Other than any expressly agreed warranty or the warranty referred to in Article 12, DutchFellas accepts no liability whatsoever. DutchFellas also accepts no liability for the cases referred to elsewhere in these terms and conditions.

Except in cases of intent or deliberate recklessness on the part of DutchFellas, DutchFellas shall not be liable for any damage resulting from the use of the Products delivered by it.

DutchFellas shall never be liable for damage resulting from reliance on incorrect or incomplete information provided by the Buyer.

DutchFellas shall not be liable for damage resulting from improper storage of the Products by the Buyer or third parties.

In particular, DutchFellas shall not be liable for damage caused by actions taken contrary to the instructions, regulations or guidelines provided by or on behalf of DutchFellas.

DutchFellas shall not be liable for damage for which the manufacturer of the Products is liable under product liability law as referred to in Section 6.3.3 of the Dutch Civil Code.

DutchFellas shall at all times have the right to remedy damage suffered by the Buyer. The Buyer must allow DutchFellas to do so, failing which all liability of DutchFellas shall lapse.

DutchFellas shall never be liable for consequential damage, including but not limited to lost profits, losses incurred and damage due to business interruption. If, despite the foregoing, liability of DutchFellas exists, only direct damage shall be eligible for compensation.

Direct damage is exclusively understood to mean reasonable costs incurred to determine the cause and extent of the damage, reasonable costs incurred to make DutchFellas’ defective performance comply with the Agreement, and reasonable costs incurred to prevent or limit damage, insofar as the Buyer demonstrates that such costs have resulted in a limitation of direct damage.

If, based on the circumstances of the case, further liability of DutchFellas exists, such liability shall be limited to a maximum of the invoice value of the Agreement, or at least to that part of the Agreement to which the liability relates.

Liability shall never exceed the amount paid out under any liability insurance taken out by DutchFellas in the relevant case.

Notwithstanding the provisions elsewhere in these terms and conditions, the limitation period for all claims and defenses against DutchFellas shall be six months, deviating from the statutory limitation period.

Except in cases of intent or deliberate recklessness on the part of DutchFellas, the Buyer shall indemnify DutchFellas against all third party claims relating to damage, costs or interest in connection with the use of the Products delivered by DutchFellas or the work performed by or on behalf of DutchFellas.

- [Task directions]
Continue the DutchFellas liability terms from the point where they end. The items that follow have no connection to the DutchFellas liability terms.

[Items from a data collection]
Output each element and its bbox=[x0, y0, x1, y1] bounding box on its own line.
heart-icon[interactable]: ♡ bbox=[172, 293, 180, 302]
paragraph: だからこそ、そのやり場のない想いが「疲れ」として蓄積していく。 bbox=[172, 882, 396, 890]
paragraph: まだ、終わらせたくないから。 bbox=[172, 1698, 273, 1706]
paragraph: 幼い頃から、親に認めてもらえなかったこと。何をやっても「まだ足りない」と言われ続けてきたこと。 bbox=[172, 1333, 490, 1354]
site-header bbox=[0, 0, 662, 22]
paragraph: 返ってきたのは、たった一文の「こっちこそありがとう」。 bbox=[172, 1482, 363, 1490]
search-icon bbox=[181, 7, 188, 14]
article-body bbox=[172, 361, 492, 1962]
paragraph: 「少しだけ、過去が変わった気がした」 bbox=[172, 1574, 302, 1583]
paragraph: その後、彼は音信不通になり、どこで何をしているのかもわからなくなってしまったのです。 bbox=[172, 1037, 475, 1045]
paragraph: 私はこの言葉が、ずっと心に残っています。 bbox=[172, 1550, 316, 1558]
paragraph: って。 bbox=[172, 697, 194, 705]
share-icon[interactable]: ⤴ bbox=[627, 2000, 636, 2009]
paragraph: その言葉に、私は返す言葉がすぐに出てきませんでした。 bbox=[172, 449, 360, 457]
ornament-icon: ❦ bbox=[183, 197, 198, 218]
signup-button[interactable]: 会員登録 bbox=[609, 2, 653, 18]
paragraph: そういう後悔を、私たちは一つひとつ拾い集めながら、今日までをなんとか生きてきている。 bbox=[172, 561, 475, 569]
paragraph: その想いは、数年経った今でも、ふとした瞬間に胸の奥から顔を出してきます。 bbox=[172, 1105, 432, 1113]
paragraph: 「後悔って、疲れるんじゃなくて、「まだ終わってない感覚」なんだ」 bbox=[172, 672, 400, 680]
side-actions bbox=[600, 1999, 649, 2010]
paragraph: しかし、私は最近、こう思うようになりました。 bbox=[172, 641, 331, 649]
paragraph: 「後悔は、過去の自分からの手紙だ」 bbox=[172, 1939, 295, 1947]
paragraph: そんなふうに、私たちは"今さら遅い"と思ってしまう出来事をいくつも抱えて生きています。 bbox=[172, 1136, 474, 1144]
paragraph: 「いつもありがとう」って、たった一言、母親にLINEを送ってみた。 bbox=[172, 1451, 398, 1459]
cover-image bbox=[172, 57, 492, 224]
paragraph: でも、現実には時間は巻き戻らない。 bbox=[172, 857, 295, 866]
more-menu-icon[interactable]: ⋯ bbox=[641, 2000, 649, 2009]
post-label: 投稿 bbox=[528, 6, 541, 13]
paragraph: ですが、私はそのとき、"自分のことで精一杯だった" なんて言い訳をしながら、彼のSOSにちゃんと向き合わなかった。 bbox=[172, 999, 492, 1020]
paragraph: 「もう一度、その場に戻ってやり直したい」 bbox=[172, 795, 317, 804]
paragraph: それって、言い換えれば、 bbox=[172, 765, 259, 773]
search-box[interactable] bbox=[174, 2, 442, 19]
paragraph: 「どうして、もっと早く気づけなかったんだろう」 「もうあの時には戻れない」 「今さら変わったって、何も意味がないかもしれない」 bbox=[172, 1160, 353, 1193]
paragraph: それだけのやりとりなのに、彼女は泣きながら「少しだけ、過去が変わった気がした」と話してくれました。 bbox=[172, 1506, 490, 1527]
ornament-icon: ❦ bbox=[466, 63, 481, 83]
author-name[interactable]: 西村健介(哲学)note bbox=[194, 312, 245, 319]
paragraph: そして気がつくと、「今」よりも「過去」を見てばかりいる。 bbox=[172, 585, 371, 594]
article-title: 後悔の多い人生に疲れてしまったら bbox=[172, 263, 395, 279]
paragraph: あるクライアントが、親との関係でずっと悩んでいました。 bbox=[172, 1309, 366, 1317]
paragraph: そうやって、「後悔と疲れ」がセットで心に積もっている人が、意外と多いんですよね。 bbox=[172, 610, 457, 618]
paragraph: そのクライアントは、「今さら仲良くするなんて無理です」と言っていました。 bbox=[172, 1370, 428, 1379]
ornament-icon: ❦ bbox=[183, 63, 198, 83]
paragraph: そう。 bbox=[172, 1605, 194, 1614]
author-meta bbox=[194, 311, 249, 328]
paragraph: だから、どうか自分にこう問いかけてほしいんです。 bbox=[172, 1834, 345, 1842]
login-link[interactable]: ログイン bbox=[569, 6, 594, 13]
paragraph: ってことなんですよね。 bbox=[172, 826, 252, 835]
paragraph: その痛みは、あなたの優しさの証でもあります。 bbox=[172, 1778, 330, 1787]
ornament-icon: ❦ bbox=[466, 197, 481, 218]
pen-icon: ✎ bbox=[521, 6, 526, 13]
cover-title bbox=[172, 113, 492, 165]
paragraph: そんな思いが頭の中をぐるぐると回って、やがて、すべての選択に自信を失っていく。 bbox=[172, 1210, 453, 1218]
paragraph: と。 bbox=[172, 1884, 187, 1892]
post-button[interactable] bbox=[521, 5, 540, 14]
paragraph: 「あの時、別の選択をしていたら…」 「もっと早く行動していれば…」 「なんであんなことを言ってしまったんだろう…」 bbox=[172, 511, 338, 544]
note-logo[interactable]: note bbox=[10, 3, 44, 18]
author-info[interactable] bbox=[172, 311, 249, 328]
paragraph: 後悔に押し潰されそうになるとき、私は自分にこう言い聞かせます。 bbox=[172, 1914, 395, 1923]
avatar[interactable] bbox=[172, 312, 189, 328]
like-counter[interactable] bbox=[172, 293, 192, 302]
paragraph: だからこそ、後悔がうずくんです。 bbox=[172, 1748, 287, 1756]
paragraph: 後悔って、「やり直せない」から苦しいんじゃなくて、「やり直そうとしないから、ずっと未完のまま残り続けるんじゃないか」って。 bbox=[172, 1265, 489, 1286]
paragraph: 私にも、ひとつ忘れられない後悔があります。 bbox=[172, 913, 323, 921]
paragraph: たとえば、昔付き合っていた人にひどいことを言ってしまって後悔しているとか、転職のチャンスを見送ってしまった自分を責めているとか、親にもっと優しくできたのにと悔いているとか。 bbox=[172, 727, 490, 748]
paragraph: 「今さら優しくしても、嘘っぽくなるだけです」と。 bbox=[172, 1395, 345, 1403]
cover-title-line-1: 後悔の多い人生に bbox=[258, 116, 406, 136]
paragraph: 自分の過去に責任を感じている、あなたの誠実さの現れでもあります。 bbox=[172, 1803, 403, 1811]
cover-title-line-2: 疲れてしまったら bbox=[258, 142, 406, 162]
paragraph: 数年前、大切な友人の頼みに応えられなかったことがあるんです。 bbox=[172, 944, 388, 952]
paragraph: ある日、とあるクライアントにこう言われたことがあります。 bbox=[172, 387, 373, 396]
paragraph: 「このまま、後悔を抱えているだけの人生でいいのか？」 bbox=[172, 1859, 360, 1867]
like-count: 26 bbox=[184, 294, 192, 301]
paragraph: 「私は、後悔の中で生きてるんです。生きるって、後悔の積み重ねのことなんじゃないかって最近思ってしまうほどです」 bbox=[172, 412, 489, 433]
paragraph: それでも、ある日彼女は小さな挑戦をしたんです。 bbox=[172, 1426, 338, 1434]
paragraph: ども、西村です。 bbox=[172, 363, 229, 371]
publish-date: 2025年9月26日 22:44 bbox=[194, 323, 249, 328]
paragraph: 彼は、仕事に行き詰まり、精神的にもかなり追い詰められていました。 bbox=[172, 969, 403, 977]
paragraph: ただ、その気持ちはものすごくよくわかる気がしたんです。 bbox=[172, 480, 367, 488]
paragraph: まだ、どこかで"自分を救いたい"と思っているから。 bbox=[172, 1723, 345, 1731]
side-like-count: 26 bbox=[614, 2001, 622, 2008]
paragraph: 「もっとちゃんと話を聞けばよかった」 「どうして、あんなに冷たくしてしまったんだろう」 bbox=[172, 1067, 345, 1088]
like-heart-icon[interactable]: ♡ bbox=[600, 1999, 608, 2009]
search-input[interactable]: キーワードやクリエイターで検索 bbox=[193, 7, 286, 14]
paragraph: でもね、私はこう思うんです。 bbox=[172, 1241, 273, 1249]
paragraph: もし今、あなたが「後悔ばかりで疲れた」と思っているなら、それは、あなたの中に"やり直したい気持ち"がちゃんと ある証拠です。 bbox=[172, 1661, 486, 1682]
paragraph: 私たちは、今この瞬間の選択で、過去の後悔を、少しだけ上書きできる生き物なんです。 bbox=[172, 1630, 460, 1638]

- [Output of the exercise]
Article 15. Retention of title

All Products delivered by DutchFellas remain its property until the Buyer has fully complied with all obligations under the Agreement.

The Buyer must ensure that the Products delivered under retention of title are at all times covered by an appropriate business and contents insurance. Upon first request, the Buyer shall provide DutchFellas with access to the insurance policy and proof of premium payment.

Except insofar as permitted in the normal course of business, the Buyer is prohibited from selling, pledging or otherwise encumbering the Products subject to retention of title. If the Buyer acts as a reseller, it must stipulate a similar retention of title vis-à-vis its customers upon resale.

If third parties levy attachment on the Products subject to retention of title or wish to establish or assert rights thereto, the Buyer must inform DutchFellas thereof as soon as possible.

The Buyer grants unconditional permission to DutchFellas or third parties designated by DutchFellas to enter all locations where the Products subject to retention of title are located. In the event of default by the Buyer, DutchFellas is entitled to repossess the Products. All reasonable costs related thereto shall be borne by the Buyer.

Article 16. Final provisions

All Agreements and legal relationships arising therefrom are exclusively governed by Dutch law.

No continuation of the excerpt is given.